Look through the listing and locate every line containing the word "ayarlarını"; copy those lines.
##### Working data #####
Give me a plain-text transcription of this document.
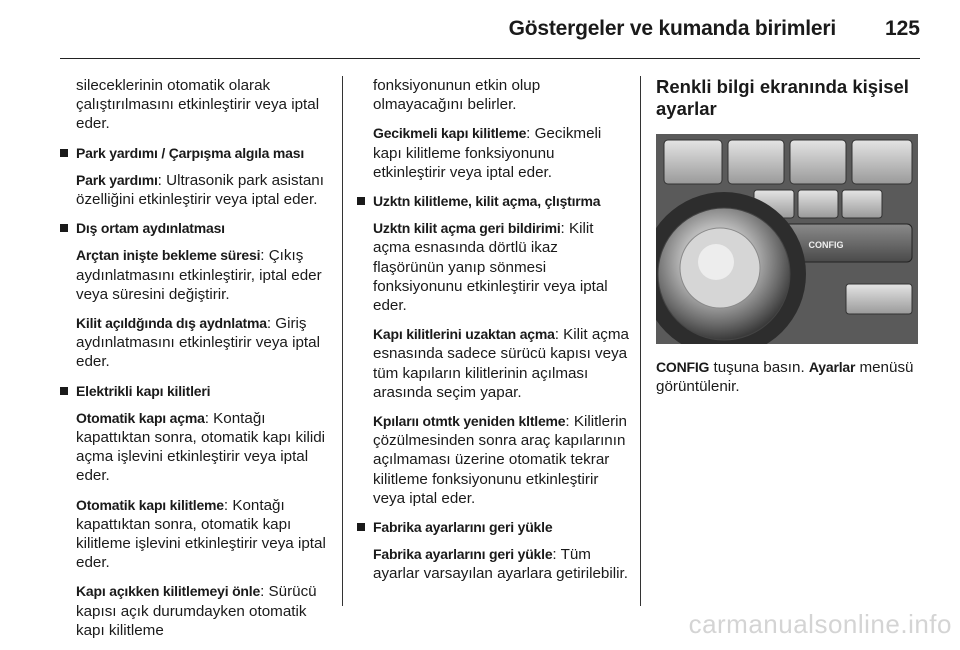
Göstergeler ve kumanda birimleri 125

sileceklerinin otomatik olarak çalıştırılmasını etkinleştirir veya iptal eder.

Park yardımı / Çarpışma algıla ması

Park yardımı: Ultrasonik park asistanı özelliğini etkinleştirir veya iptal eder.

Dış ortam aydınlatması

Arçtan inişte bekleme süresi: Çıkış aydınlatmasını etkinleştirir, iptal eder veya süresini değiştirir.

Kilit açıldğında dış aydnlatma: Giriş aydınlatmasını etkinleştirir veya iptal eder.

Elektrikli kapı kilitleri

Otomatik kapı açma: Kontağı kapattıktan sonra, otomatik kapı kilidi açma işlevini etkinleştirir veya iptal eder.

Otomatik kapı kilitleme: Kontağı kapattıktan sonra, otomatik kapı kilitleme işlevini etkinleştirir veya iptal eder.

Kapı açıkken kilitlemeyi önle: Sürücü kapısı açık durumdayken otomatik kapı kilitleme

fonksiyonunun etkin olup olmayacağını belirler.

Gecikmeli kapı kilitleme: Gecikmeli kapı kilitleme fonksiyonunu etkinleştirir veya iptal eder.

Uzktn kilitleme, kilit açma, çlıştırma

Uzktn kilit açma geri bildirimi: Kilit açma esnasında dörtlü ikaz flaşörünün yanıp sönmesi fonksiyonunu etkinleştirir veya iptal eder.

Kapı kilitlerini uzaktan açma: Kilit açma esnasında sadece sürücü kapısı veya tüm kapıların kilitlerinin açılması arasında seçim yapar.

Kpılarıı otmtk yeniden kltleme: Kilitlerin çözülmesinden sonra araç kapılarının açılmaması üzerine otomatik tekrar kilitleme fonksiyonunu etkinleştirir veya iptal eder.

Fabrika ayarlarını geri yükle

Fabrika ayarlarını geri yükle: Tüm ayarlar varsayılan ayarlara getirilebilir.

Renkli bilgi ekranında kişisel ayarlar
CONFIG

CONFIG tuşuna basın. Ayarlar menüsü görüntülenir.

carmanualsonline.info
#####
Task output:
Fabrika ayarlarını geri yükle
Fabrika ayarlarını geri yükle: Tüm ayarlar varsayılan ayarlara getirilebilir.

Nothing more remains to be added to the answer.